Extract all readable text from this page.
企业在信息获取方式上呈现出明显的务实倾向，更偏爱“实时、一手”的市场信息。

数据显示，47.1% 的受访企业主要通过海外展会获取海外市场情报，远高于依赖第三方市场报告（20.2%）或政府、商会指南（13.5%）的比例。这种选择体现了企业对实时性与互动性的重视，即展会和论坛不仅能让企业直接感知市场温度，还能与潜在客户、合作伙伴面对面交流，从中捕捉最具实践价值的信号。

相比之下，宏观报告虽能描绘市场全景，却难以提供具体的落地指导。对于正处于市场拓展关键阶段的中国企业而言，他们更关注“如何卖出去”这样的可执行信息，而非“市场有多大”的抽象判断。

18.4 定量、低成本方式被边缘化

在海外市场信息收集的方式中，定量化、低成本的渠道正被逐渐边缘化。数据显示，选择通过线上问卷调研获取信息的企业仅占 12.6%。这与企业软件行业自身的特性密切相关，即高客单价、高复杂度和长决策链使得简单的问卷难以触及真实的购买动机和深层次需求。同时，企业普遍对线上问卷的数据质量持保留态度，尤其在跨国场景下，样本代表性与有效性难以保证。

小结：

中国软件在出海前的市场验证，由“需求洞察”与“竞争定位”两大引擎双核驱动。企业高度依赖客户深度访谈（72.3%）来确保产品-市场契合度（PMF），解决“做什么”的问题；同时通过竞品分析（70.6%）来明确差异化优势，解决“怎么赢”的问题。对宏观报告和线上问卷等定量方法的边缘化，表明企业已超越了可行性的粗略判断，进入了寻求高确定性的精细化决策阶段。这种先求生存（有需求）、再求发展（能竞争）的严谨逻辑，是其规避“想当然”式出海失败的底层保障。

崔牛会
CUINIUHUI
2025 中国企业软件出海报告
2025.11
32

Exercise instructions –
Repeat the records above exactly as they appear.

Full solution –
Extract all readable text from this page.
企业在信息获取方式上呈现出明显的务实倾向，更偏爱“实时、一手”的市场信息。

数据显示，47.1% 的受访企业主要通过海外展会获取海外市场情报，远高于依赖第三方市场报告（20.2%）或政府、商会指南（13.5%）的比例。这种选择体现了企业对实时性与互动性的重视，即展会和论坛不仅能让企业直接感知市场温度，还能与潜在客户、合作伙伴面对面交流，从中捕捉最具实践价值的信号。

相比之下，宏观报告虽能描绘市场全景，却难以提供具体的落地指导。对于正处于市场拓展关键阶段的中国企业而言，他们更关注“如何卖出去”这样的可执行信息，而非“市场有多大”的抽象判断。

18.4 定量、低成本方式被边缘化

在海外市场信息收集的方式中，定量化、低成本的渠道正被逐渐边缘化。数据显示，选择通过线上问卷调研获取信息的企业仅占 12.6%。这与企业软件行业自身的特性密切相关，即高客单价、高复杂度和长决策链使得简单的问卷难以触及真实的购买动机和深层次需求。同时，企业普遍对线上问卷的数据质量持保留态度，尤其在跨国场景下，样本代表性与有效性难以保证。

小结：

中国软件在出海前的市场验证，由“需求洞察”与“竞争定位”两大引擎双核驱动。企业高度依赖客户深度访谈（72.3%）来确保产品-市场契合度（PMF），解决“做什么”的问题；同时通过竞品分析（70.6%）来明确差异化优势，解决“怎么赢”的问题。对宏观报告和线上问卷等定量方法的边缘化，表明企业已超越了可行性的粗略判断，进入了寻求高确定性的精细化决策阶段。这种先求生存（有需求）、再求发展（能竞争）的严谨逻辑，是其规避“想当然”式出海失败的底层保障。

崔牛会
CUINIUHUI
2025 中国企业软件出海报告
2025.11
32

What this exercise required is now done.